Retype each line of the material exactly, please, skipping any picture in it.

▸ Record list:
<<<<

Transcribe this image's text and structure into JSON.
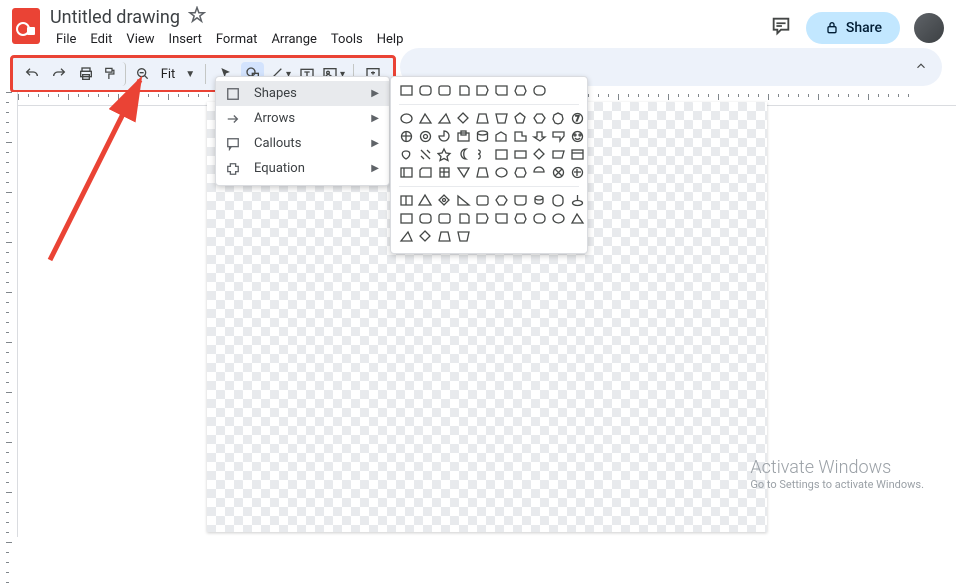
{
  "title": "Untitled drawing",
  "menus": [
    "File",
    "Edit",
    "View",
    "Insert",
    "Format",
    "Arrange",
    "Tools",
    "Help"
  ],
  "share": "Share",
  "zoom": "Fit",
  "popup": {
    "shapes": "Shapes",
    "arrows": "Arrows",
    "callouts": "Callouts",
    "equation": "Equation"
  },
  "watermark": {
    "l1": "Activate Windows",
    "l2": "Go to Settings to activate Windows."
  }
}
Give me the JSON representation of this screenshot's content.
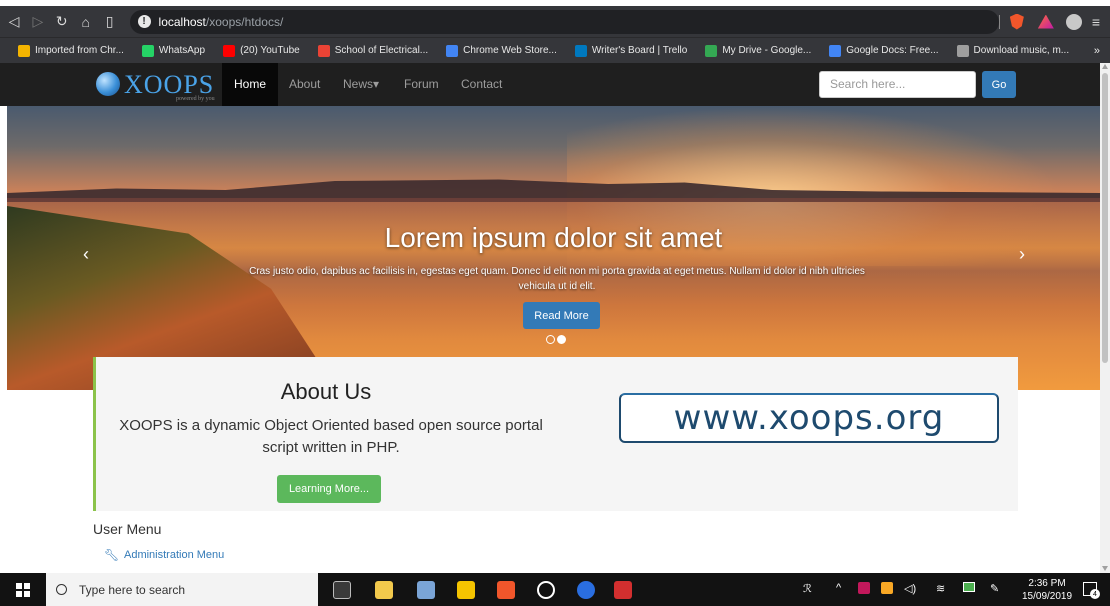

>>>>

▸ Response to the exercise:
Transcribe this image's text and structure into JSON.
{
  "title": "Untitled drawing",
  "menus": [
    "File",
    "Edit",
    "View",
    "Insert",
    "Format",
    "Arrange",
    "Tools",
    "Help"
  ],
  "share": "Share",
  "zoom": "Fit",
  "popup": {
    "shapes": "Shapes",
    "arrows": "Arrows",
    "callouts": "Callouts",
    "equation": "Equation"
  },
  "watermark": {
    "l1": "Activate Windows",
    "l2": "Go to Settings to activate Windows."
  }
}
Give me the JSON representation of this screenshot's content.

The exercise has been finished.